[Entries from a visual dataset]
════
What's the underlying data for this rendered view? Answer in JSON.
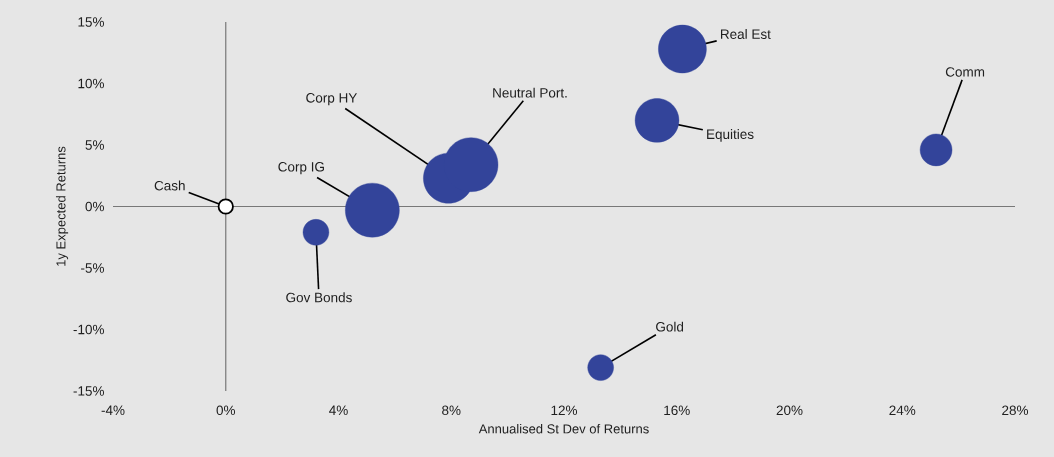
{
  "chart_data": {
    "type": "bubble",
    "xlabel": "Annualised St Dev of Returns",
    "ylabel": "1y Expected Returns",
    "x": [
      0,
      3.2,
      5.2,
      7.9,
      8.7,
      16.2,
      15.3,
      25.2,
      13.3
    ],
    "values": [
      0,
      -2.1,
      -0.3,
      2.3,
      3.4,
      12.8,
      7.0,
      4.6,
      -13.1
    ],
    "sizes": [
      0.09,
      0.23,
      1,
      0.86,
      1,
      0.79,
      0.66,
      0.35,
      0.23
    ],
    "colors": [
      "#ffffff",
      "#33449a",
      "#33449a",
      "#33449a",
      "#33449a",
      "#33449a",
      "#33449a",
      "#33449a",
      "#33449a"
    ],
    "xlim": [
      -4,
      28
    ],
    "ylim": [
      -15,
      15
    ],
    "xticks": [
      {
        "value": -4,
        "label": "-4%"
      },
      {
        "value": 0,
        "label": "0%"
      },
      {
        "value": 4,
        "label": "4%"
      },
      {
        "value": 8,
        "label": "8%"
      },
      {
        "value": 12,
        "label": "12%"
      },
      {
        "value": 16,
        "label": "16%"
      },
      {
        "value": 20,
        "label": "20%"
      },
      {
        "value": 24,
        "label": "24%"
      },
      {
        "value": 28,
        "label": "28%"
      }
    ],
    "yticks": [
      {
        "value": -15,
        "label": "-15%"
      },
      {
        "value": -10,
        "label": "-10%"
      },
      {
        "value": -5,
        "label": "-5%"
      },
      {
        "value": 0,
        "label": "0%"
      },
      {
        "value": 5,
        "label": "5%"
      },
      {
        "value": 10,
        "label": "10%"
      },
      {
        "value": 15,
        "label": "15%"
      }
    ],
    "annotations": [
      {
        "text": "Cash",
        "x": 0,
        "y": 0
      },
      {
        "text": "Gov Bonds",
        "x": 3.2,
        "y": -2.1
      },
      {
        "text": "Corp IG",
        "x": 5.2,
        "y": -0.3
      },
      {
        "text": "Corp HY",
        "x": 7.9,
        "y": 2.3
      },
      {
        "text": "Neutral Port.",
        "x": 8.7,
        "y": 3.4
      },
      {
        "text": "Real Est",
        "x": 16.2,
        "y": 12.8
      },
      {
        "text": "Equities",
        "x": 15.3,
        "y": 7.0
      },
      {
        "text": "Comm",
        "x": 25.2,
        "y": 4.6
      },
      {
        "text": "Gold",
        "x": 13.3,
        "y": -13.1
      }
    ]
  }
}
════
• What to do: The data should be printed again unchanged; leave its pictures out.

• Response to this task:
What's the underlying data for this rendered view? Answer in JSON.
{
  "chart_data": {
    "type": "bubble",
    "xlabel": "Annualised St Dev of Returns",
    "ylabel": "1y Expected Returns",
    "x": [
      0,
      3.2,
      5.2,
      7.9,
      8.7,
      16.2,
      15.3,
      25.2,
      13.3
    ],
    "values": [
      0,
      -2.1,
      -0.3,
      2.3,
      3.4,
      12.8,
      7.0,
      4.6,
      -13.1
    ],
    "sizes": [
      0.09,
      0.23,
      1,
      0.86,
      1,
      0.79,
      0.66,
      0.35,
      0.23
    ],
    "colors": [
      "#ffffff",
      "#33449a",
      "#33449a",
      "#33449a",
      "#33449a",
      "#33449a",
      "#33449a",
      "#33449a",
      "#33449a"
    ],
    "xlim": [
      -4,
      28
    ],
    "ylim": [
      -15,
      15
    ],
    "xticks": [
      {
        "value": -4,
        "label": "-4%"
      },
      {
        "value": 0,
        "label": "0%"
      },
      {
        "value": 4,
        "label": "4%"
      },
      {
        "value": 8,
        "label": "8%"
      },
      {
        "value": 12,
        "label": "12%"
      },
      {
        "value": 16,
        "label": "16%"
      },
      {
        "value": 20,
        "label": "20%"
      },
      {
        "value": 24,
        "label": "24%"
      },
      {
        "value": 28,
        "label": "28%"
      }
    ],
    "yticks": [
      {
        "value": -15,
        "label": "-15%"
      },
      {
        "value": -10,
        "label": "-10%"
      },
      {
        "value": -5,
        "label": "-5%"
      },
      {
        "value": 0,
        "label": "0%"
      },
      {
        "value": 5,
        "label": "5%"
      },
      {
        "value": 10,
        "label": "10%"
      },
      {
        "value": 15,
        "label": "15%"
      }
    ],
    "annotations": [
      {
        "text": "Cash",
        "x": 0,
        "y": 0
      },
      {
        "text": "Gov Bonds",
        "x": 3.2,
        "y": -2.1
      },
      {
        "text": "Corp IG",
        "x": 5.2,
        "y": -0.3
      },
      {
        "text": "Corp HY",
        "x": 7.9,
        "y": 2.3
      },
      {
        "text": "Neutral Port.",
        "x": 8.7,
        "y": 3.4
      },
      {
        "text": "Real Est",
        "x": 16.2,
        "y": 12.8
      },
      {
        "text": "Equities",
        "x": 15.3,
        "y": 7.0
      },
      {
        "text": "Comm",
        "x": 25.2,
        "y": 4.6
      },
      {
        "text": "Gold",
        "x": 13.3,
        "y": -13.1
      }
    ]
  }
}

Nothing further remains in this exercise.